- **YOUR OBJECTIVE**: Retype the full set of records. Keep every character identical.

- **AVAILABLE RECORDS**:
--*--

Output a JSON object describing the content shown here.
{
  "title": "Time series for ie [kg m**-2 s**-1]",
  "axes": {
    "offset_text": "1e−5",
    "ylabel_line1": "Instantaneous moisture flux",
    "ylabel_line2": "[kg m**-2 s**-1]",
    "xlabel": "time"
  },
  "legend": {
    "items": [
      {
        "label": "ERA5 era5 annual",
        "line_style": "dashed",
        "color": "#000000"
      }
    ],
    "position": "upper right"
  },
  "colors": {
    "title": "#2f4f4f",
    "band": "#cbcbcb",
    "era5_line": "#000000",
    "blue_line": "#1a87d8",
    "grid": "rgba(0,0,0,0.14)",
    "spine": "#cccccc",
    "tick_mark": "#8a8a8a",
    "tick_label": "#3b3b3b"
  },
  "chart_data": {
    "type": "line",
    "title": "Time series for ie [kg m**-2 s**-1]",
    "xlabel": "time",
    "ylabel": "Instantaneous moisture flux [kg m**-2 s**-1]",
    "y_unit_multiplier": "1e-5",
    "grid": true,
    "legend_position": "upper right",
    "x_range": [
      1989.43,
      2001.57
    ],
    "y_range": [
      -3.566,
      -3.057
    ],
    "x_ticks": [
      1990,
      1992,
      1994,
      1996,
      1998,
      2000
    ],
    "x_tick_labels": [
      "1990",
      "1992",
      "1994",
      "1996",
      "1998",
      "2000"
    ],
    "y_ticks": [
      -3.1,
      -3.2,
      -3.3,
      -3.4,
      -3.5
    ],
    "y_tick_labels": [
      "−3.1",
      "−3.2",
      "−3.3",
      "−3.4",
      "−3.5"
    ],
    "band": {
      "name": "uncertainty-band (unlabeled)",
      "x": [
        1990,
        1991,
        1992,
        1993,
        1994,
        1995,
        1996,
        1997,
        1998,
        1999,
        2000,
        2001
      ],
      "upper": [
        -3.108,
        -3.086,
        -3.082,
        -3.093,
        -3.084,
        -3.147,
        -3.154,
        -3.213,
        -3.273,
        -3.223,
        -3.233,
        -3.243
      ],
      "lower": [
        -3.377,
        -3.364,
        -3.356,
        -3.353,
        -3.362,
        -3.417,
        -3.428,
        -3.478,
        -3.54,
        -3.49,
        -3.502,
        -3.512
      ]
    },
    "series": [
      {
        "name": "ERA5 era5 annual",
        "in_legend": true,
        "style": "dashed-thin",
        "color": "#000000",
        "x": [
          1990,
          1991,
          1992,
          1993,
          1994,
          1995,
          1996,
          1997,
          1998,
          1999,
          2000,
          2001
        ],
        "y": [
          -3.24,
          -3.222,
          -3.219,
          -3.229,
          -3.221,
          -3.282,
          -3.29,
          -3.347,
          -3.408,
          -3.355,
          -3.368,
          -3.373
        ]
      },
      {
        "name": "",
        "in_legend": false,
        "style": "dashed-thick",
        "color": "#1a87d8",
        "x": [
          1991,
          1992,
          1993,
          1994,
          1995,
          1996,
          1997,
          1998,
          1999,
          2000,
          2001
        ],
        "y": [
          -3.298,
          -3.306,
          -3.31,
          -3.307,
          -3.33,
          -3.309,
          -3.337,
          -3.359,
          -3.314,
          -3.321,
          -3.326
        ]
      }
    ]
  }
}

--*--

- **ANSWER**:
Output a JSON object describing the content shown here.
{
  "title": "Time series for ie [kg m**-2 s**-1]",
  "axes": {
    "offset_text": "1e−5",
    "ylabel_line1": "Instantaneous moisture flux",
    "ylabel_line2": "[kg m**-2 s**-1]",
    "xlabel": "time"
  },
  "legend": {
    "items": [
      {
        "label": "ERA5 era5 annual",
        "line_style": "dashed",
        "color": "#000000"
      }
    ],
    "position": "upper right"
  },
  "colors": {
    "title": "#2f4f4f",
    "band": "#cbcbcb",
    "era5_line": "#000000",
    "blue_line": "#1a87d8",
    "grid": "rgba(0,0,0,0.14)",
    "spine": "#cccccc",
    "tick_mark": "#8a8a8a",
    "tick_label": "#3b3b3b"
  },
  "chart_data": {
    "type": "line",
    "title": "Time series for ie [kg m**-2 s**-1]",
    "xlabel": "time",
    "ylabel": "Instantaneous moisture flux [kg m**-2 s**-1]",
    "y_unit_multiplier": "1e-5",
    "grid": true,
    "legend_position": "upper right",
    "x_range": [
      1989.43,
      2001.57
    ],
    "y_range": [
      -3.566,
      -3.057
    ],
    "x_ticks": [
      1990,
      1992,
      1994,
      1996,
      1998,
      2000
    ],
    "x_tick_labels": [
      "1990",
      "1992",
      "1994",
      "1996",
      "1998",
      "2000"
    ],
    "y_ticks": [
      -3.1,
      -3.2,
      -3.3,
      -3.4,
      -3.5
    ],
    "y_tick_labels": [
      "−3.1",
      "−3.2",
      "−3.3",
      "−3.4",
      "−3.5"
    ],
    "band": {
      "name": "uncertainty-band (unlabeled)",
      "x": [
        1990,
        1991,
        1992,
        1993,
        1994,
        1995,
        1996,
        1997,
        1998,
        1999,
        2000,
        2001
      ],
      "upper": [
        -3.108,
        -3.086,
        -3.082,
        -3.093,
        -3.084,
        -3.147,
        -3.154,
        -3.213,
        -3.273,
        -3.223,
        -3.233,
        -3.243
      ],
      "lower": [
        -3.377,
        -3.364,
        -3.356,
        -3.353,
        -3.362,
        -3.417,
        -3.428,
        -3.478,
        -3.54,
        -3.49,
        -3.502,
        -3.512
      ]
    },
    "series": [
      {
        "name": "ERA5 era5 annual",
        "in_legend": true,
        "style": "dashed-thin",
        "color": "#000000",
        "x": [
          1990,
          1991,
          1992,
          1993,
          1994,
          1995,
          1996,
          1997,
          1998,
          1999,
          2000,
          2001
        ],
        "y": [
          -3.24,
          -3.222,
          -3.219,
          -3.229,
          -3.221,
          -3.282,
          -3.29,
          -3.347,
          -3.408,
          -3.355,
          -3.368,
          -3.373
        ]
      },
      {
        "name": "",
        "in_legend": false,
        "style": "dashed-thick",
        "color": "#1a87d8",
        "x": [
          1991,
          1992,
          1993,
          1994,
          1995,
          1996,
          1997,
          1998,
          1999,
          2000,
          2001
        ],
        "y": [
          -3.298,
          -3.306,
          -3.31,
          -3.307,
          -3.33,
          -3.309,
          -3.337,
          -3.359,
          -3.314,
          -3.321,
          -3.326
        ]
      }
    ]
  }
}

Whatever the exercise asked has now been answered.